## What is needed
Pick out all lines of the entries that include the word "name" and copy them.

## Data shown
◇ ◇ ◇
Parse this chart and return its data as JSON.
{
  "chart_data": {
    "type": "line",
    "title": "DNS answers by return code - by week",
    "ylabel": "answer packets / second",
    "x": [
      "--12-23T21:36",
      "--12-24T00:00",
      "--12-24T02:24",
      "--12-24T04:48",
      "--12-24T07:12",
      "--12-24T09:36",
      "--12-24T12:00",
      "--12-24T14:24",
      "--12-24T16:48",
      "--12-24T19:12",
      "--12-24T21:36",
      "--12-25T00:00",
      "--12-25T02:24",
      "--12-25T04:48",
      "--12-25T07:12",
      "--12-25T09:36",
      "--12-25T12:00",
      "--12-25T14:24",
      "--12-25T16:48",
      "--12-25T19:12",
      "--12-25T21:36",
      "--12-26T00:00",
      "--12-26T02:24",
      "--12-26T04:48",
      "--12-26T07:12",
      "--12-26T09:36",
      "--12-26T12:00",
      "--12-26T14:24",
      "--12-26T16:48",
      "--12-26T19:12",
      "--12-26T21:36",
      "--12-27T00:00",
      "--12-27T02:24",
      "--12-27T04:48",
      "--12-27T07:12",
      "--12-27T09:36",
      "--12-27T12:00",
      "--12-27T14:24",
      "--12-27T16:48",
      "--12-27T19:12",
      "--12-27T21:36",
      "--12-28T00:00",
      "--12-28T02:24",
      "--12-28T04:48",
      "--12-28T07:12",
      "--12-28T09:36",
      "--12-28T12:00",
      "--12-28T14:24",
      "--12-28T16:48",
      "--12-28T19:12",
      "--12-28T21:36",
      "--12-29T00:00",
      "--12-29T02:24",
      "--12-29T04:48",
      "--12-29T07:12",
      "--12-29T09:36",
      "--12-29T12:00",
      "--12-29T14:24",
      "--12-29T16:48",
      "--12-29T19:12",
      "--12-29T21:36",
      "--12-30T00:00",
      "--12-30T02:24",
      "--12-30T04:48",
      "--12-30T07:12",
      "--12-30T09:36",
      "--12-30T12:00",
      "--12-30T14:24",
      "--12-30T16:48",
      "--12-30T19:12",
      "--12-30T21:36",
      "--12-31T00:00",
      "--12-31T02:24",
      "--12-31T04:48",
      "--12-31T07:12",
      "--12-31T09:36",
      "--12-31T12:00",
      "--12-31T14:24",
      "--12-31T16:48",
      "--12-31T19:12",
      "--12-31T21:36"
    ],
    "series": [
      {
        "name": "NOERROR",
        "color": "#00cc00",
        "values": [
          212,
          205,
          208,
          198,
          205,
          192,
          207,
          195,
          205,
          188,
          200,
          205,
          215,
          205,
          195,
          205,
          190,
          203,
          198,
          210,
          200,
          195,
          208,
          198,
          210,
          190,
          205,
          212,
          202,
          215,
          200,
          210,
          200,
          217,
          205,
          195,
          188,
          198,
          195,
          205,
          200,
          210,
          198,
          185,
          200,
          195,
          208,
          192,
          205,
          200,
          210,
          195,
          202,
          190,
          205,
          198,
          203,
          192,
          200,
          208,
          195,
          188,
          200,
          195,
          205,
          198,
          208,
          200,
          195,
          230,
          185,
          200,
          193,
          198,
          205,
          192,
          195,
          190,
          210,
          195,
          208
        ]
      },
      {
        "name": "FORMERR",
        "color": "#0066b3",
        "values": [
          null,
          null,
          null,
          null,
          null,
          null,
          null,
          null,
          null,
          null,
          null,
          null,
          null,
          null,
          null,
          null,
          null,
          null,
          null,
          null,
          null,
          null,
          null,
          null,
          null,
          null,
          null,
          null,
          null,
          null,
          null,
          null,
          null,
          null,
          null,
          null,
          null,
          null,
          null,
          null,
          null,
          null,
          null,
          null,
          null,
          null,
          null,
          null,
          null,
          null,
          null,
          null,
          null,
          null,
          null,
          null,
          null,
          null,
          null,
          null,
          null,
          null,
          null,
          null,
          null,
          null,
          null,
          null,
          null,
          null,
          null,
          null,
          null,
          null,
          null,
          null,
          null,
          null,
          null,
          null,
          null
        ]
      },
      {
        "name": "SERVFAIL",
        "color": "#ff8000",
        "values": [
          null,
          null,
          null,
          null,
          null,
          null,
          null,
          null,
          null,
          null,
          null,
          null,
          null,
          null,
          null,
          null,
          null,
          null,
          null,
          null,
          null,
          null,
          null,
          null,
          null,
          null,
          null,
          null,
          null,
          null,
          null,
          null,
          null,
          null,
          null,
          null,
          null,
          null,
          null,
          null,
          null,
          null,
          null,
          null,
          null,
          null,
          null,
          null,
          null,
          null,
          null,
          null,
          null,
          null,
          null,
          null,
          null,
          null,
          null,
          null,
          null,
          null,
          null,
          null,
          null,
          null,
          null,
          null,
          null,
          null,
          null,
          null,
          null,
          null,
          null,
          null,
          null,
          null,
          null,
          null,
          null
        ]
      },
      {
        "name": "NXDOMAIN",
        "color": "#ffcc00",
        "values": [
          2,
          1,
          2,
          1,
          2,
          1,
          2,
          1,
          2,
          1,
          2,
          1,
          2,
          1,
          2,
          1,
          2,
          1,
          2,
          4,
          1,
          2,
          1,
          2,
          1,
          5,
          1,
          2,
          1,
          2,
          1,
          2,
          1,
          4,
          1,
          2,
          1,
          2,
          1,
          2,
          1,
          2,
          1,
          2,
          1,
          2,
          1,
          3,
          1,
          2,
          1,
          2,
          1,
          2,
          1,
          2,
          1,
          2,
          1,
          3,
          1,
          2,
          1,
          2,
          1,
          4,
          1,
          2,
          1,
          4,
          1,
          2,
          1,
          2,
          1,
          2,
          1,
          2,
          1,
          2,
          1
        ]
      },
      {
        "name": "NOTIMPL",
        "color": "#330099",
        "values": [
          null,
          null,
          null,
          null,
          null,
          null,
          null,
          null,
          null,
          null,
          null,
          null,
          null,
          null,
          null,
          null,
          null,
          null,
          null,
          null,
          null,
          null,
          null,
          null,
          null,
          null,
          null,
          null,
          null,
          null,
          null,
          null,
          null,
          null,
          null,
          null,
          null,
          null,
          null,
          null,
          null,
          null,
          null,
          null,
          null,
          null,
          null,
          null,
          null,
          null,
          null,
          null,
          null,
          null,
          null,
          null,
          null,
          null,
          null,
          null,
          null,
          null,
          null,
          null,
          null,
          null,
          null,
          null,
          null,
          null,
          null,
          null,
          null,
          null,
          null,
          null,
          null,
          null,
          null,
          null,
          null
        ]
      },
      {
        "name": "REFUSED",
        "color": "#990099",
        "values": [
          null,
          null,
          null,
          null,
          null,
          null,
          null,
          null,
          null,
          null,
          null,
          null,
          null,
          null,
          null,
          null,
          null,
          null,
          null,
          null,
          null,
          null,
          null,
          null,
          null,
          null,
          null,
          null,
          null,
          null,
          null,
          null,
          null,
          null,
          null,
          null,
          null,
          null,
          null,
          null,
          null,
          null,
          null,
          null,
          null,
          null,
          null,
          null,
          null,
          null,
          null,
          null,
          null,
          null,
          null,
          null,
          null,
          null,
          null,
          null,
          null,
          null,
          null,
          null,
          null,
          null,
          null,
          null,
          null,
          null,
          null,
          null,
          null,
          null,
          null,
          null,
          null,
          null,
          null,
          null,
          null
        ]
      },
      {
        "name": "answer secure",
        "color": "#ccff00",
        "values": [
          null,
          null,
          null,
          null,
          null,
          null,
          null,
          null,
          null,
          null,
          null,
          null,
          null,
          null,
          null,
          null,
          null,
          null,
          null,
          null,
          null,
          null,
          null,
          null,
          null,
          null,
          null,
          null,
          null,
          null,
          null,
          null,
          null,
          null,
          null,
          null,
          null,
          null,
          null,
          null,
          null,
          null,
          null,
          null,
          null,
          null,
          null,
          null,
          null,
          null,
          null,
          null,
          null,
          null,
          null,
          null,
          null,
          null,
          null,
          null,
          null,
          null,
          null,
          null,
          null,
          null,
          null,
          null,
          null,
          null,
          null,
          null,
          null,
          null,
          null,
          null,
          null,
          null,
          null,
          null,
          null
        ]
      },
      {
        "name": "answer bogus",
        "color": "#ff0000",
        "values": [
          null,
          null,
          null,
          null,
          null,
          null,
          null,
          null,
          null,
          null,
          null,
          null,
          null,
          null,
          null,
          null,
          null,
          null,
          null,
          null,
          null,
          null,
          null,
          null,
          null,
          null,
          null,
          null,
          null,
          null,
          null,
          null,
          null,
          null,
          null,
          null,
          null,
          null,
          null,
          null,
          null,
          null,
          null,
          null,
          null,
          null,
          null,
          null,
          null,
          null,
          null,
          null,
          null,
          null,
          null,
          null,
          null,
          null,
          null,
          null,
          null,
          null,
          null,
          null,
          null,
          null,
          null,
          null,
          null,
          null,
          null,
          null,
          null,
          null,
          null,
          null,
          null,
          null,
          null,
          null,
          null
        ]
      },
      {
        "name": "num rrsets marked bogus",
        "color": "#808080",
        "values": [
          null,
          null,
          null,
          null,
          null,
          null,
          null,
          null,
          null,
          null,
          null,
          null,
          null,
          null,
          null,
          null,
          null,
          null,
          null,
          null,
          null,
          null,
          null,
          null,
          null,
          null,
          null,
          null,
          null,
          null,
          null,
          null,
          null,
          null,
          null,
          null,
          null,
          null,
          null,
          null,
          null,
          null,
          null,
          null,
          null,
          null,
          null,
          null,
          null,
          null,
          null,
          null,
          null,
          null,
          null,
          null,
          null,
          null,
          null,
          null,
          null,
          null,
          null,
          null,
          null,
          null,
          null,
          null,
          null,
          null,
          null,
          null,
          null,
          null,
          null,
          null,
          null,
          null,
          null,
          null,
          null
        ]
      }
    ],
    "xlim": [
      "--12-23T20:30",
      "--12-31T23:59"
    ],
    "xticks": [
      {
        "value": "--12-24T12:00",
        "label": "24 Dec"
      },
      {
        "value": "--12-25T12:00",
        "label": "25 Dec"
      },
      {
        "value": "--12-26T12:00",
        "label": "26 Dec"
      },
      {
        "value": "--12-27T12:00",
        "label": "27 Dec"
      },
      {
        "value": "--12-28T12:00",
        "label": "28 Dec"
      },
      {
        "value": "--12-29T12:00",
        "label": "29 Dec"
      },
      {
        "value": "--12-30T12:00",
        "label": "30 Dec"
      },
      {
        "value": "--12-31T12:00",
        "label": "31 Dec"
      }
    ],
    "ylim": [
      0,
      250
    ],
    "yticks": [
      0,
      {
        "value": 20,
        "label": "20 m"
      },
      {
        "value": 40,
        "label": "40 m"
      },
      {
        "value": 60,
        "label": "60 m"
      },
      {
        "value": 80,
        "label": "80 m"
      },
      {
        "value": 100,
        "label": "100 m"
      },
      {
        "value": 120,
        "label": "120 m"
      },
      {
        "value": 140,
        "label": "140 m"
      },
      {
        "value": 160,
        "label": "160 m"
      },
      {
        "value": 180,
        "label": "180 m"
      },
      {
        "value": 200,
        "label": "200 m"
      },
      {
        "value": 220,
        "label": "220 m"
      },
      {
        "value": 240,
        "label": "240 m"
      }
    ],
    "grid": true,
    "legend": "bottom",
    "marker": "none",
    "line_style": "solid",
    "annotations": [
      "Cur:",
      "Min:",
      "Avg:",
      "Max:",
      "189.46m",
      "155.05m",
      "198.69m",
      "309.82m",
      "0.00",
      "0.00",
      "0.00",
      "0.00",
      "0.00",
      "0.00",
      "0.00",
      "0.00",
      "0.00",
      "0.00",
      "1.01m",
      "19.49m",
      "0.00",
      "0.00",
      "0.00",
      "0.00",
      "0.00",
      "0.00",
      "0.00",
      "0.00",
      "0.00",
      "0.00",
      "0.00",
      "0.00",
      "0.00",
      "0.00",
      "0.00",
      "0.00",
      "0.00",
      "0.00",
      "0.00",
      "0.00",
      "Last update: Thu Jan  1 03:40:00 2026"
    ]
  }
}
◇ ◇ ◇
## Task result
        "name": "NOERROR",
        "name": "FORMERR",
        "name": "SERVFAIL",
        "name": "NXDOMAIN",
        "name": "NOTIMPL",
        "name": "REFUSED",
        "name": "answer secure",
        "name": "answer bogus",
        "name": "num rrsets marked bogus",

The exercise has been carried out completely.